### Required work
Set down all of the data that follows word for word, without the images.

** begin **

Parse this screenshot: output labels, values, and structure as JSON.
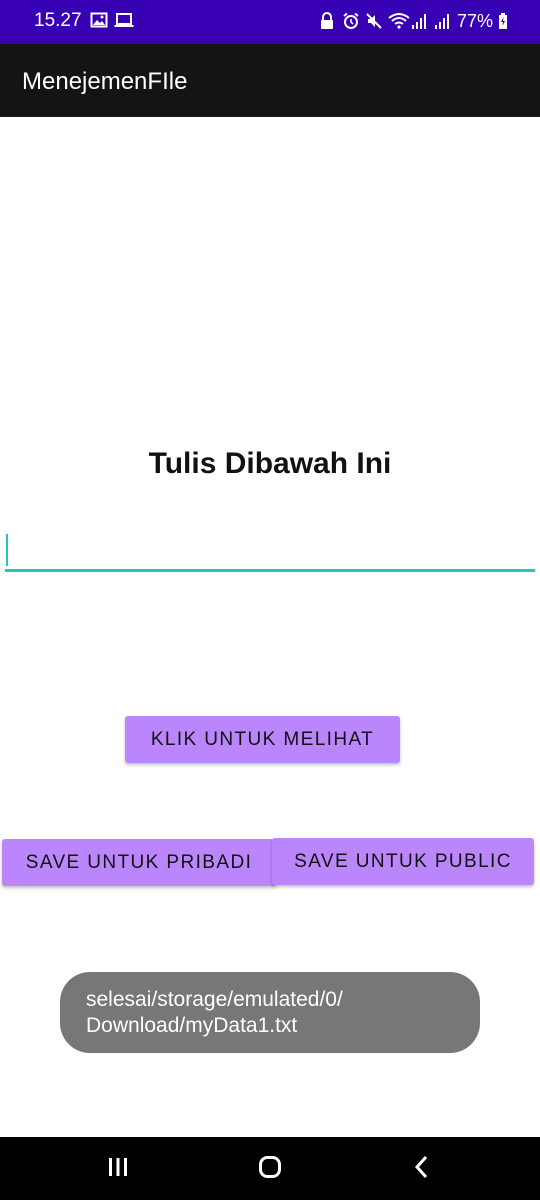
{
  "status_bar": {
    "time": "15.27",
    "battery": "77%",
    "left_icons": [
      "image-icon",
      "laptop-icon"
    ],
    "right_icons": [
      "lock-icon",
      "alarm-icon",
      "mute-icon",
      "wifi-icon",
      "signal-icon",
      "signal-icon",
      "battery-icon"
    ],
    "background": "#3700b3"
  },
  "app_bar": {
    "title": "MenejemenFIle",
    "background": "#141414"
  },
  "main": {
    "heading": "Tulis Dibawah Ini",
    "input": {
      "value": "",
      "placeholder": "",
      "underline_color": "#26c6b6"
    },
    "buttons": {
      "view_label": "KLIK UNTUK MELIHAT",
      "save_private_label": "SAVE UNTUK PRIBADI",
      "save_public_label": "SAVE UNTUK PUBLIC",
      "color": "#bb86fc"
    }
  },
  "toast": {
    "line1": "selesai/storage/emulated/0/",
    "line2": "Download/myData1.txt"
  },
  "nav_bar": {
    "icons": [
      "recents-icon",
      "home-icon",
      "back-icon"
    ]
  }
}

** end **

### Full response
Parse this screenshot: output labels, values, and structure as JSON.
{
  "status_bar": {
    "time": "15.27",
    "battery": "77%",
    "left_icons": [
      "image-icon",
      "laptop-icon"
    ],
    "right_icons": [
      "lock-icon",
      "alarm-icon",
      "mute-icon",
      "wifi-icon",
      "signal-icon",
      "signal-icon",
      "battery-icon"
    ],
    "background": "#3700b3"
  },
  "app_bar": {
    "title": "MenejemenFIle",
    "background": "#141414"
  },
  "main": {
    "heading": "Tulis Dibawah Ini",
    "input": {
      "value": "",
      "placeholder": "",
      "underline_color": "#26c6b6"
    },
    "buttons": {
      "view_label": "KLIK UNTUK MELIHAT",
      "save_private_label": "SAVE UNTUK PRIBADI",
      "save_public_label": "SAVE UNTUK PUBLIC",
      "color": "#bb86fc"
    }
  },
  "toast": {
    "line1": "selesai/storage/emulated/0/",
    "line2": "Download/myData1.txt"
  },
  "nav_bar": {
    "icons": [
      "recents-icon",
      "home-icon",
      "back-icon"
    ]
  }
}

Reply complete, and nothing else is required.